# WHAT YOU WILL DO:
Copy out each of the items below line for line, changing nothing.

# RECORD EXTRACTS:
_____
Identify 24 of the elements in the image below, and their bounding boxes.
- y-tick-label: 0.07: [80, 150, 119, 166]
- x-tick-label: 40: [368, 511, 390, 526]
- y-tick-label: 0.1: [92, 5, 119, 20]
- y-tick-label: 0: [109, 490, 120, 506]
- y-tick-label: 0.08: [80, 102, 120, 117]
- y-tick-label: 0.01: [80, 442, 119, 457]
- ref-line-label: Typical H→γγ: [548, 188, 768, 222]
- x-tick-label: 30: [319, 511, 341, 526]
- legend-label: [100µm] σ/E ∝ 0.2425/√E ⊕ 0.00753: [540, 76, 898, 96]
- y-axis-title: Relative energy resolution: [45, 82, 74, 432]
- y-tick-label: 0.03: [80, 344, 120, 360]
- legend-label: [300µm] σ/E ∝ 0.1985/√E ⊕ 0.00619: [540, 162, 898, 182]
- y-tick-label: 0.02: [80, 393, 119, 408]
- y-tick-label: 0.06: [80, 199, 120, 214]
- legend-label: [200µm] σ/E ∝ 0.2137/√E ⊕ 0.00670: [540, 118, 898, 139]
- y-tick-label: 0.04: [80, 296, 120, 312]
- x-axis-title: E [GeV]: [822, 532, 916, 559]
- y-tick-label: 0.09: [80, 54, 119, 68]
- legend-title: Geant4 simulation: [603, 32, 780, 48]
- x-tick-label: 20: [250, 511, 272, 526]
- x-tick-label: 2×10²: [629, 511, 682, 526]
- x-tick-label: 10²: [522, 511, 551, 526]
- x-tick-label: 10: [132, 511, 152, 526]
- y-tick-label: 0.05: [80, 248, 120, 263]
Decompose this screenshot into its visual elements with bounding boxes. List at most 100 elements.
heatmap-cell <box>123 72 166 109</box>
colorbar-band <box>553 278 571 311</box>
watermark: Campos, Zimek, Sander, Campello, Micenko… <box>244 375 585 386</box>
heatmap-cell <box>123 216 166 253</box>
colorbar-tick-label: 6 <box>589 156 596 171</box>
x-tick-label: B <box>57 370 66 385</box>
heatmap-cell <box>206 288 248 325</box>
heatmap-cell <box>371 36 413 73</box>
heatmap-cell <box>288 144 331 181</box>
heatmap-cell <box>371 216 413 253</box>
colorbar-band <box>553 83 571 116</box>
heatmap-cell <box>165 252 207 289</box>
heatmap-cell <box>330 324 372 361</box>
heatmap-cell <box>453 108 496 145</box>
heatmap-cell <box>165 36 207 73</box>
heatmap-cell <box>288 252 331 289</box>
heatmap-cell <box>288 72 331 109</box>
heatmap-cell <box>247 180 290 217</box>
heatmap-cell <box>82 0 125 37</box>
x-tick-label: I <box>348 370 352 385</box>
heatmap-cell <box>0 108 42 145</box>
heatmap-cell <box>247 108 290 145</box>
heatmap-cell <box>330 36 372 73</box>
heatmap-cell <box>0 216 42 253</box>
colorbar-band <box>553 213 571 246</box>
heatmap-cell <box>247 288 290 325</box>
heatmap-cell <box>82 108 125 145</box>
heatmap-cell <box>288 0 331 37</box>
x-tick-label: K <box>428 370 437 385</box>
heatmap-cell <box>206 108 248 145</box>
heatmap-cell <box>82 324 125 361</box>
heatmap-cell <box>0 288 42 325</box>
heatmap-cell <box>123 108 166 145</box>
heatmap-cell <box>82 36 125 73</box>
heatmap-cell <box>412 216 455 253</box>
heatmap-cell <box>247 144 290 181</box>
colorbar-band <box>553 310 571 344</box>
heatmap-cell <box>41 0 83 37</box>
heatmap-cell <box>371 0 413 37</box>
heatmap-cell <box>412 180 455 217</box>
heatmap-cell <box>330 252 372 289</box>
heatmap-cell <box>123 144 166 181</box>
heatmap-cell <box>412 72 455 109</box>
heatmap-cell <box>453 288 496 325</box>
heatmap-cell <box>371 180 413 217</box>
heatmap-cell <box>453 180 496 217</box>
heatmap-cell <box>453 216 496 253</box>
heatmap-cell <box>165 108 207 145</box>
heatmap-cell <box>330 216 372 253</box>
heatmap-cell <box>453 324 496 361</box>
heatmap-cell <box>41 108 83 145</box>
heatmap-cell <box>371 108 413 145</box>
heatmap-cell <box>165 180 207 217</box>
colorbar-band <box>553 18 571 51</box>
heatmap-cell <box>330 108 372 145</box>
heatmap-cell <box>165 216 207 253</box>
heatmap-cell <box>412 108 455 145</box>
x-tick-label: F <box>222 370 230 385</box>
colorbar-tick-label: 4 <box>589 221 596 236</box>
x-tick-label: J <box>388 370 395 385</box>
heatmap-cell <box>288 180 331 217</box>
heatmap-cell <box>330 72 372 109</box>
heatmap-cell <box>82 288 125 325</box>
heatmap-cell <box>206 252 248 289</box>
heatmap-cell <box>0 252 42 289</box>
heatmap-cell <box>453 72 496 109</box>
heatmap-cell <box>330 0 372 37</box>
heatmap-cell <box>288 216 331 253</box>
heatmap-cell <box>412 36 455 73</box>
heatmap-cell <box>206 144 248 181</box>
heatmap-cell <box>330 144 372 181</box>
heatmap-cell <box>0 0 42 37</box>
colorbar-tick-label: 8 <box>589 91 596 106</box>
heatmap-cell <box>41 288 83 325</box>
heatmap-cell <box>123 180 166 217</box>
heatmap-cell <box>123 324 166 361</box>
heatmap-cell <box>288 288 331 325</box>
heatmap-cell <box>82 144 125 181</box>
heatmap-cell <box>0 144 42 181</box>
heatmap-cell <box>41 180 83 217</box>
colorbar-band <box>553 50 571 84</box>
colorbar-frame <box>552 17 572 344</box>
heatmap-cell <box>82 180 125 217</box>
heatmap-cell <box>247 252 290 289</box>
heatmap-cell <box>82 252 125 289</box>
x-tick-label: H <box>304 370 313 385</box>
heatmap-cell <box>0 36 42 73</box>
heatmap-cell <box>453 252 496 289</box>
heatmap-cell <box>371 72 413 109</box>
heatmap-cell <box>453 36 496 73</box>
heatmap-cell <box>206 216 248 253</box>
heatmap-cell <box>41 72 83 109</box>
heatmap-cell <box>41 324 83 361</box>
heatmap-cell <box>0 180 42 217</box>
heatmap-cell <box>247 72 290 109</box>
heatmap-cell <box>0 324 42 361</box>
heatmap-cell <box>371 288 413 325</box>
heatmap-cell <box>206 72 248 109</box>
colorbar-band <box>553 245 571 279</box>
_____
# RESULT OF THE TASK:
Identify 24 of the elements in the image below, and their bounding boxes.
- y-tick-label: 0.07: [80, 150, 119, 166]
- x-tick-label: 40: [368, 511, 390, 526]
- y-tick-label: 0.1: [92, 5, 119, 20]
- y-tick-label: 0: [109, 490, 120, 506]
- y-tick-label: 0.08: [80, 102, 120, 117]
- y-tick-label: 0.01: [80, 442, 119, 457]
- ref-line-label: Typical H→γγ: [548, 188, 768, 222]
- x-tick-label: 30: [319, 511, 341, 526]
- legend-label: [100µm] σ/E ∝ 0.2425/√E ⊕ 0.00753: [540, 76, 898, 96]
- y-axis-title: Relative energy resolution: [45, 82, 74, 432]
- y-tick-label: 0.03: [80, 344, 120, 360]
- legend-label: [300µm] σ/E ∝ 0.1985/√E ⊕ 0.00619: [540, 162, 898, 182]
- y-tick-label: 0.02: [80, 393, 119, 408]
- y-tick-label: 0.06: [80, 199, 120, 214]
- legend-label: [200µm] σ/E ∝ 0.2137/√E ⊕ 0.00670: [540, 118, 898, 139]
- y-tick-label: 0.04: [80, 296, 120, 312]
- x-axis-title: E [GeV]: [822, 532, 916, 559]
- y-tick-label: 0.09: [80, 54, 119, 68]
- legend-title: Geant4 simulation: [603, 32, 780, 48]
- x-tick-label: 20: [250, 511, 272, 526]
- x-tick-label: 2×10²: [629, 511, 682, 526]
- x-tick-label: 10²: [522, 511, 551, 526]
- x-tick-label: 10: [132, 511, 152, 526]
- y-tick-label: 0.05: [80, 248, 120, 263]
Decompose this screenshot into its visual elements with bounding boxes. List at most 100 elements.
heatmap-cell <box>123 72 166 109</box>
colorbar-band <box>553 278 571 311</box>
watermark: Campos, Zimek, Sander, Campello, Micenko… <box>244 375 585 386</box>
heatmap-cell <box>123 216 166 253</box>
colorbar-tick-label: 6 <box>589 156 596 171</box>
x-tick-label: B <box>57 370 66 385</box>
heatmap-cell <box>206 288 248 325</box>
heatmap-cell <box>371 36 413 73</box>
heatmap-cell <box>288 144 331 181</box>
heatmap-cell <box>371 216 413 253</box>
colorbar-band <box>553 83 571 116</box>
heatmap-cell <box>165 252 207 289</box>
heatmap-cell <box>330 324 372 361</box>
heatmap-cell <box>453 108 496 145</box>
heatmap-cell <box>165 36 207 73</box>
heatmap-cell <box>288 252 331 289</box>
heatmap-cell <box>288 72 331 109</box>
heatmap-cell <box>247 180 290 217</box>
heatmap-cell <box>82 0 125 37</box>
x-tick-label: I <box>348 370 352 385</box>
heatmap-cell <box>0 108 42 145</box>
heatmap-cell <box>247 108 290 145</box>
heatmap-cell <box>330 36 372 73</box>
heatmap-cell <box>0 216 42 253</box>
colorbar-band <box>553 213 571 246</box>
heatmap-cell <box>247 288 290 325</box>
heatmap-cell <box>82 108 125 145</box>
heatmap-cell <box>288 0 331 37</box>
x-tick-label: K <box>428 370 437 385</box>
heatmap-cell <box>206 108 248 145</box>
heatmap-cell <box>82 324 125 361</box>
heatmap-cell <box>0 288 42 325</box>
heatmap-cell <box>123 108 166 145</box>
heatmap-cell <box>82 36 125 73</box>
heatmap-cell <box>412 216 455 253</box>
heatmap-cell <box>247 144 290 181</box>
colorbar-band <box>553 310 571 344</box>
heatmap-cell <box>41 0 83 37</box>
heatmap-cell <box>371 0 413 37</box>
heatmap-cell <box>412 180 455 217</box>
heatmap-cell <box>330 252 372 289</box>
heatmap-cell <box>123 144 166 181</box>
heatmap-cell <box>412 72 455 109</box>
heatmap-cell <box>453 288 496 325</box>
heatmap-cell <box>371 180 413 217</box>
heatmap-cell <box>453 180 496 217</box>
heatmap-cell <box>453 216 496 253</box>
heatmap-cell <box>165 108 207 145</box>
heatmap-cell <box>330 216 372 253</box>
heatmap-cell <box>453 324 496 361</box>
heatmap-cell <box>41 108 83 145</box>
heatmap-cell <box>371 108 413 145</box>
heatmap-cell <box>165 180 207 217</box>
colorbar-band <box>553 18 571 51</box>
heatmap-cell <box>330 108 372 145</box>
heatmap-cell <box>165 216 207 253</box>
heatmap-cell <box>412 108 455 145</box>
x-tick-label: F <box>222 370 230 385</box>
colorbar-tick-label: 4 <box>589 221 596 236</box>
x-tick-label: J <box>388 370 395 385</box>
heatmap-cell <box>288 180 331 217</box>
heatmap-cell <box>330 72 372 109</box>
heatmap-cell <box>82 288 125 325</box>
heatmap-cell <box>206 252 248 289</box>
heatmap-cell <box>0 252 42 289</box>
heatmap-cell <box>453 72 496 109</box>
heatmap-cell <box>330 0 372 37</box>
heatmap-cell <box>288 216 331 253</box>
heatmap-cell <box>412 36 455 73</box>
heatmap-cell <box>206 144 248 181</box>
heatmap-cell <box>330 144 372 181</box>
heatmap-cell <box>0 0 42 37</box>
colorbar-tick-label: 8 <box>589 91 596 106</box>
heatmap-cell <box>41 288 83 325</box>
heatmap-cell <box>123 180 166 217</box>
heatmap-cell <box>123 324 166 361</box>
heatmap-cell <box>288 288 331 325</box>
heatmap-cell <box>82 144 125 181</box>
heatmap-cell <box>0 144 42 181</box>
heatmap-cell <box>41 180 83 217</box>
colorbar-band <box>553 50 571 84</box>
colorbar-frame <box>552 17 572 344</box>
heatmap-cell <box>82 180 125 217</box>
heatmap-cell <box>247 252 290 289</box>
heatmap-cell <box>82 252 125 289</box>
x-tick-label: H <box>304 370 313 385</box>
heatmap-cell <box>0 36 42 73</box>
heatmap-cell <box>453 252 496 289</box>
heatmap-cell <box>371 72 413 109</box>
heatmap-cell <box>453 36 496 73</box>
heatmap-cell <box>206 216 248 253</box>
heatmap-cell <box>41 72 83 109</box>
heatmap-cell <box>41 324 83 361</box>
heatmap-cell <box>0 180 42 217</box>
heatmap-cell <box>247 72 290 109</box>
heatmap-cell <box>0 324 42 361</box>
heatmap-cell <box>371 288 413 325</box>
heatmap-cell <box>206 72 248 109</box>
colorbar-band <box>553 245 571 279</box>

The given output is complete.